Task set.
1 - In the article on copyright law, rewrite the passage from "Thus far one" up to and including "existed at a time.", swapping "startup" for "young company".
2 - Answer the following questions using the article on copyright law:
(a) Which section of the U.S. Code contains the first-sale doctrine?
(b) In which city is ReDigi based?
(c) In which court did Capitol file suit?
3 - Write the next part of the article on copyright law, continuing from its final sentence.

start Page text

Legal View: Applying copyright law to new technologies still challenging

Lee T. Gesmer, The Daily Record Newswire

Innovative and powerful computing technologies have generated challenging issues under U.S. copyright law in 2013. Two cases illustrate the efforts of traditional content providers to use copyright law to attempt to block disruptive technologies.

Thus far one case has succeeded, and one has failed.

Capitol Records v. ReDigi

Capitol Records, LLC v. ReDigi, Inc., 2013 WL 1286134 (S.D.N.Y. March 30, 2013), addressed the novel question of whether a digital music file, lawfully purchased, may be resold by its owner under the “first-sale” doctrine.

ReDigi, a startup, devised a technical method to allow the resale of iTunes music files and attempted to ensure that no more than one copy existed at a time.

ReDigi verified that the file on the seller’s computer had been purchased from Apple’s iTunes store, copied it to a ReDigi server (a.k.a. “the cloud”), and simultaneously deleted the copy on the seller’s computer. The seller could stream the file until it was sold, but upon sale ownership was transferred to the buyer and the seller’s access terminated.

That technology ensured (unless the seller went to extremes to evade it) that the seller didn’t sell a copy and keep a copy.

ReDigi intended its system to fit within the copyright statute’s traditional “first-sale” doctrine, which allows “the owner of a particular copy or phonorecord” lawfully made to “sell or otherwise dispose” of “that copy or phonorecord.” (17 U.S.C. §109). This rule of copyright law allows the purchasers of copyright-protected works (books, records, tapes, CDs, DVDs, paintings) to resell physical copies of the works without violating the rights of the copyright owner.

Indeed, without “first-sale” there would be no market for second-hand books.

Capitol Records, however, challenged the premise underlying ReDigi’s reliance on the first-sale doctrine. It argued that the law is limited to copyrighted works embodied in physical objects (e.g., a book or CD), not electronic files.

The sale of a digital file, Capitol argued, does not involve the transfer of a “particular copy,” but rather a “reproduction” of the file that is an exclusive right of the copyright holder.

ReDigi is based in Boston, but Capitol filed suit in the Southern District of New York. The trial court denied Capitol’s motion for a preliminary injunction, and the parties filed cross-motions for summary judgment.
The summary judgment motion required the District Court to squarely face the question whether the first-sale doctrine applies to digital recordings — that is, to evaluate Capitol’s assertion that the first-sale
doctrine does not apply to the resale of a digital file unless it is embodied in a material object.

The court’s summary judgment ruling, issued March 30, concurred with the recording industries’ view of the first-sale doctrine. The court held that the first-sale doctrine “is limited to material items, like records, that the copyright owner puts into the stream of commerce.” The doctrine does not apply to “reproductions of the copyrighted code embedded in new material objects” — in this case, the ReDigi server.

end Page text
start Stored rows

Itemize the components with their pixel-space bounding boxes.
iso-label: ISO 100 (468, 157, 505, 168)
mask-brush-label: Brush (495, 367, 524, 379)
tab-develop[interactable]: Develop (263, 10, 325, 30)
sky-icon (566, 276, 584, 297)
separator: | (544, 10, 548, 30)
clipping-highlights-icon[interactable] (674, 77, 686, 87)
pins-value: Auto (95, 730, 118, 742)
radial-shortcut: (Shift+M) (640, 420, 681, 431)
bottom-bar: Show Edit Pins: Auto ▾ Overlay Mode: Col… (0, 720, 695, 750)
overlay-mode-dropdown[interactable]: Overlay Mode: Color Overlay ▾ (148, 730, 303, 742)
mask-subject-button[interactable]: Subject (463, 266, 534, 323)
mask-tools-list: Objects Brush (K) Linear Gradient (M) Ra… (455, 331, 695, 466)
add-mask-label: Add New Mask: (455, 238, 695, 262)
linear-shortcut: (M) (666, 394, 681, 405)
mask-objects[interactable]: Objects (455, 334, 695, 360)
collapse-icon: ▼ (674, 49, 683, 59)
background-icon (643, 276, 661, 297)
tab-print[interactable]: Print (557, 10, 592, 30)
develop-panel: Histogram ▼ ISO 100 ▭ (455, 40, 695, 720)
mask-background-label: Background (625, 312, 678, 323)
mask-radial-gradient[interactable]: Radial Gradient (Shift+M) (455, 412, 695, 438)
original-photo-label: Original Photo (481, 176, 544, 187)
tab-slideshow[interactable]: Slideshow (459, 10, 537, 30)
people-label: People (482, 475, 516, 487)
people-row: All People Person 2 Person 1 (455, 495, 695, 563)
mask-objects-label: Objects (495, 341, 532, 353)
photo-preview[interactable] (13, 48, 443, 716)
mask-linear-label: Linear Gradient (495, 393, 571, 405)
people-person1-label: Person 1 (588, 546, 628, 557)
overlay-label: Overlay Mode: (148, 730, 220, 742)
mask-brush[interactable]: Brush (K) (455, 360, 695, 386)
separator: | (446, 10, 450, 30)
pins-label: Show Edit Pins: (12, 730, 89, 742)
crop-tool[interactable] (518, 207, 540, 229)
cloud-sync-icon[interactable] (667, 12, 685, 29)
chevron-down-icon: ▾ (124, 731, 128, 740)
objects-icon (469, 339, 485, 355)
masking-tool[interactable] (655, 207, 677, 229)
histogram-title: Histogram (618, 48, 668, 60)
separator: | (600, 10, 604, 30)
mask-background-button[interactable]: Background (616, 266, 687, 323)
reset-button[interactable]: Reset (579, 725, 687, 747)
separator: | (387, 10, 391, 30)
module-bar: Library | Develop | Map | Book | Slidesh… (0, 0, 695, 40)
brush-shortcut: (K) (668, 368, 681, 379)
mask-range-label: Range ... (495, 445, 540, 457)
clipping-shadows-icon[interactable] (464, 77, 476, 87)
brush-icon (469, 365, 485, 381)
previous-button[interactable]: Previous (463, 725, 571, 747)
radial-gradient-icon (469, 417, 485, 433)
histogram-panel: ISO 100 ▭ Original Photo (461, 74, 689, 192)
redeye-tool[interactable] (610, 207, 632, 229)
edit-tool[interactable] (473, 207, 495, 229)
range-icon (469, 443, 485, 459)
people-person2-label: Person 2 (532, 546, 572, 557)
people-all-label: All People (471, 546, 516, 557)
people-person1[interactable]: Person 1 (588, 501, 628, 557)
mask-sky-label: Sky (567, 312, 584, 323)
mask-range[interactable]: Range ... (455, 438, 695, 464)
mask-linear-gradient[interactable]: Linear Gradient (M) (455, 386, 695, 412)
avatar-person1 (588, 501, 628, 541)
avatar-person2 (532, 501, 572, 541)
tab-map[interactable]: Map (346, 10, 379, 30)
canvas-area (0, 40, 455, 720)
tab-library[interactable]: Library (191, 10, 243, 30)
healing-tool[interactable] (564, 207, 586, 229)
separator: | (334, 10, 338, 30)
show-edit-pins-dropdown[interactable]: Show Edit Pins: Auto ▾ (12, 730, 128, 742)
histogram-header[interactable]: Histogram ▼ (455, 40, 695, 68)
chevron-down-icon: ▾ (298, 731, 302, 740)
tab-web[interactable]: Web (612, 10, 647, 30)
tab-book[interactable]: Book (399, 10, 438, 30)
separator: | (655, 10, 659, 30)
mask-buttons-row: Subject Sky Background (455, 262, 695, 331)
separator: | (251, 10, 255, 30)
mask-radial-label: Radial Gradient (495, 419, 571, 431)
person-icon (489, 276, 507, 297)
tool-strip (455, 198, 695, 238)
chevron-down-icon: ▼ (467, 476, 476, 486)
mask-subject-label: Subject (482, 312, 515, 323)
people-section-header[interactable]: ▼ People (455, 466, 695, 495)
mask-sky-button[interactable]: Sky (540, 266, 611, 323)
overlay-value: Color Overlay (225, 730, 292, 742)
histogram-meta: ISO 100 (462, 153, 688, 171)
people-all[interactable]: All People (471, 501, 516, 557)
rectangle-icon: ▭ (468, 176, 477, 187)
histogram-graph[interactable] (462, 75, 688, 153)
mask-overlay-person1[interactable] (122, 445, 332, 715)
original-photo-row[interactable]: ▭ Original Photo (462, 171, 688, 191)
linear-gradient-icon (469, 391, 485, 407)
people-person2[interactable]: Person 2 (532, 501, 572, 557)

end Stored rows

Responses to the exercise.
1 -
Thus far one case has succeeded, and one has failed.

Capitol Records v. ReDigi

Capitol Records, LLC v. ReDigi, Inc., 2013 WL 1286134 (S.D.N.Y. March 30, 2013), addressed the novel question of whether a digital music file, lawfully purchased, may be resold by its owner under the “first-sale” doctrine.

ReDigi, a young company, devised a technical method to allow the resale of iTunes music files and attempted to ensure that no more than one copy existed at a time.

2 -
(a) 17 U.S.C. §109
(b) Boston
(c) The Southern District of New York

3 -
Central to the court’s conclusion was its finding that, when a user moved a music file to the ReDigi server, an unauthorized reproduction occurred. The court did not find (and Capitol did not claim) that the use of ReDigi as a cloud-based personal storage locker alone constituted the creation of an unauthorized copy, reflecting the broad consensus that such “space shifting” is protected by the copyright doctrine of fair use.

The court did not enter final judgment or a preliminary injunction, and it denied ReDigi’s request for an interlocutory appeal. Therefore, a trial on damages will be conducted before ReDigi can appeal from a final judgment.

Whether ReDigi will be able to withstand a potentially substantial damages verdict and post an appeal bond remains to be seen. If it cannot, this novel issue of law may not reach the 2nd U.S. Circuit Court of Appeals.

The absence of a federal circuit court decision will leave a significant degree of uncertainty as to whether the first-sale doctrine applies to digital works.

WNET v. Aereo

The second case is WNET, Thirteen v. Aereo, Inc., 712 F. 3d 676 (2d Cir. 2013).

Although the case was decided for Aereo by the 2nd Circuit, Aereo has been sued on the same grounds in federal court in Boston, requiring that the same legal issues be decided by the District Court and, likely, the 1st Circuit.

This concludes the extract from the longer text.